■ **EXERCISE INSTRUCTIONS**
Copy out the entries exactly, from the first line to the last.

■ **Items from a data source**
▬▬▬
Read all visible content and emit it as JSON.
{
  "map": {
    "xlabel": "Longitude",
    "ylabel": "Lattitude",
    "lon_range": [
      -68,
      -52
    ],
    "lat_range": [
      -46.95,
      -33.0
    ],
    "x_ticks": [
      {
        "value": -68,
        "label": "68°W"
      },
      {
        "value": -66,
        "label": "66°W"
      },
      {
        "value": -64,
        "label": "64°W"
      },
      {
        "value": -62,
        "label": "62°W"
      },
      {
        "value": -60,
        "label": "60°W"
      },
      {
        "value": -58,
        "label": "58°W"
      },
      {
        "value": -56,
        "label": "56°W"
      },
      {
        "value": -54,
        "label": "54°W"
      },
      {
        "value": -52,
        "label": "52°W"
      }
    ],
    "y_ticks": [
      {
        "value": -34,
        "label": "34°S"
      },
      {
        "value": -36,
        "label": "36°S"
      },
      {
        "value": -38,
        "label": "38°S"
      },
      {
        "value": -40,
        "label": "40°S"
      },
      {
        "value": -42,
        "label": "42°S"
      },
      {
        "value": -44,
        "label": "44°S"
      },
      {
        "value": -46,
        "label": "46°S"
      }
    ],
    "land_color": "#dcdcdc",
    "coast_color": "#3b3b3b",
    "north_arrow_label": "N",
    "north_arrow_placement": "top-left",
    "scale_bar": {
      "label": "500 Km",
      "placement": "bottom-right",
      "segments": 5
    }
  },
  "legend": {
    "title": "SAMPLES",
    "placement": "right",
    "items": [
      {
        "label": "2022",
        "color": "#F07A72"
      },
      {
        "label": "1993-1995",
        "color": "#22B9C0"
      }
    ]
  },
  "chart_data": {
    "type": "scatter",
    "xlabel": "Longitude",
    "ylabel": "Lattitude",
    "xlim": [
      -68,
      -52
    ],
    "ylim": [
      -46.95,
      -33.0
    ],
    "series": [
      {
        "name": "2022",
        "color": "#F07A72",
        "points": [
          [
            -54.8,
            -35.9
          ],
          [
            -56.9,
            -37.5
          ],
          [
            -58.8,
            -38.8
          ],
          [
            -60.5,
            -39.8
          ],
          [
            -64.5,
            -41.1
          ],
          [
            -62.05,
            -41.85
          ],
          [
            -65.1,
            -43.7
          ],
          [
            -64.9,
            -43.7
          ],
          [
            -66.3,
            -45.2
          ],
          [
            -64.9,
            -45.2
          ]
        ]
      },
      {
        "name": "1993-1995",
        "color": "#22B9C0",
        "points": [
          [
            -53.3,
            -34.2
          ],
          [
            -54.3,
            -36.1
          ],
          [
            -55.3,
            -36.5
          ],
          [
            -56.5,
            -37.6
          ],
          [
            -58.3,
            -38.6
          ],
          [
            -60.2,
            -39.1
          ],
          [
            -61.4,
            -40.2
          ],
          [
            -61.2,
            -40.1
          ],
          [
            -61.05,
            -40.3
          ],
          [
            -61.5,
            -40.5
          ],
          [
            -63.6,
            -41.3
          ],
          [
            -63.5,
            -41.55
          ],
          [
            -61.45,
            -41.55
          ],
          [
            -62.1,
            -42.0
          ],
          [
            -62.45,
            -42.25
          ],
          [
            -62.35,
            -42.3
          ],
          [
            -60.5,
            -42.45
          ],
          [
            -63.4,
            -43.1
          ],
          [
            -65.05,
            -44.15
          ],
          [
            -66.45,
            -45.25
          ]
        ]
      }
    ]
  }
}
▬▬▬
■ **EXERCISE RESPONSE**
Read all visible content and emit it as JSON.
{
  "map": {
    "xlabel": "Longitude",
    "ylabel": "Lattitude",
    "lon_range": [
      -68,
      -52
    ],
    "lat_range": [
      -46.95,
      -33.0
    ],
    "x_ticks": [
      {
        "value": -68,
        "label": "68°W"
      },
      {
        "value": -66,
        "label": "66°W"
      },
      {
        "value": -64,
        "label": "64°W"
      },
      {
        "value": -62,
        "label": "62°W"
      },
      {
        "value": -60,
        "label": "60°W"
      },
      {
        "value": -58,
        "label": "58°W"
      },
      {
        "value": -56,
        "label": "56°W"
      },
      {
        "value": -54,
        "label": "54°W"
      },
      {
        "value": -52,
        "label": "52°W"
      }
    ],
    "y_ticks": [
      {
        "value": -34,
        "label": "34°S"
      },
      {
        "value": -36,
        "label": "36°S"
      },
      {
        "value": -38,
        "label": "38°S"
      },
      {
        "value": -40,
        "label": "40°S"
      },
      {
        "value": -42,
        "label": "42°S"
      },
      {
        "value": -44,
        "label": "44°S"
      },
      {
        "value": -46,
        "label": "46°S"
      }
    ],
    "land_color": "#dcdcdc",
    "coast_color": "#3b3b3b",
    "north_arrow_label": "N",
    "north_arrow_placement": "top-left",
    "scale_bar": {
      "label": "500 Km",
      "placement": "bottom-right",
      "segments": 5
    }
  },
  "legend": {
    "title": "SAMPLES",
    "placement": "right",
    "items": [
      {
        "label": "2022",
        "color": "#F07A72"
      },
      {
        "label": "1993-1995",
        "color": "#22B9C0"
      }
    ]
  },
  "chart_data": {
    "type": "scatter",
    "xlabel": "Longitude",
    "ylabel": "Lattitude",
    "xlim": [
      -68,
      -52
    ],
    "ylim": [
      -46.95,
      -33.0
    ],
    "series": [
      {
        "name": "2022",
        "color": "#F07A72",
        "points": [
          [
            -54.8,
            -35.9
          ],
          [
            -56.9,
            -37.5
          ],
          [
            -58.8,
            -38.8
          ],
          [
            -60.5,
            -39.8
          ],
          [
            -64.5,
            -41.1
          ],
          [
            -62.05,
            -41.85
          ],
          [
            -65.1,
            -43.7
          ],
          [
            -64.9,
            -43.7
          ],
          [
            -66.3,
            -45.2
          ],
          [
            -64.9,
            -45.2
          ]
        ]
      },
      {
        "name": "1993-1995",
        "color": "#22B9C0",
        "points": [
          [
            -53.3,
            -34.2
          ],
          [
            -54.3,
            -36.1
          ],
          [
            -55.3,
            -36.5
          ],
          [
            -56.5,
            -37.6
          ],
          [
            -58.3,
            -38.6
          ],
          [
            -60.2,
            -39.1
          ],
          [
            -61.4,
            -40.2
          ],
          [
            -61.2,
            -40.1
          ],
          [
            -61.05,
            -40.3
          ],
          [
            -61.5,
            -40.5
          ],
          [
            -63.6,
            -41.3
          ],
          [
            -63.5,
            -41.55
          ],
          [
            -61.45,
            -41.55
          ],
          [
            -62.1,
            -42.0
          ],
          [
            -62.45,
            -42.25
          ],
          [
            -62.35,
            -42.3
          ],
          [
            -60.5,
            -42.45
          ],
          [
            -63.4,
            -43.1
          ],
          [
            -65.05,
            -44.15
          ],
          [
            -66.45,
            -45.25
          ]
        ]
      }
    ]
  }
}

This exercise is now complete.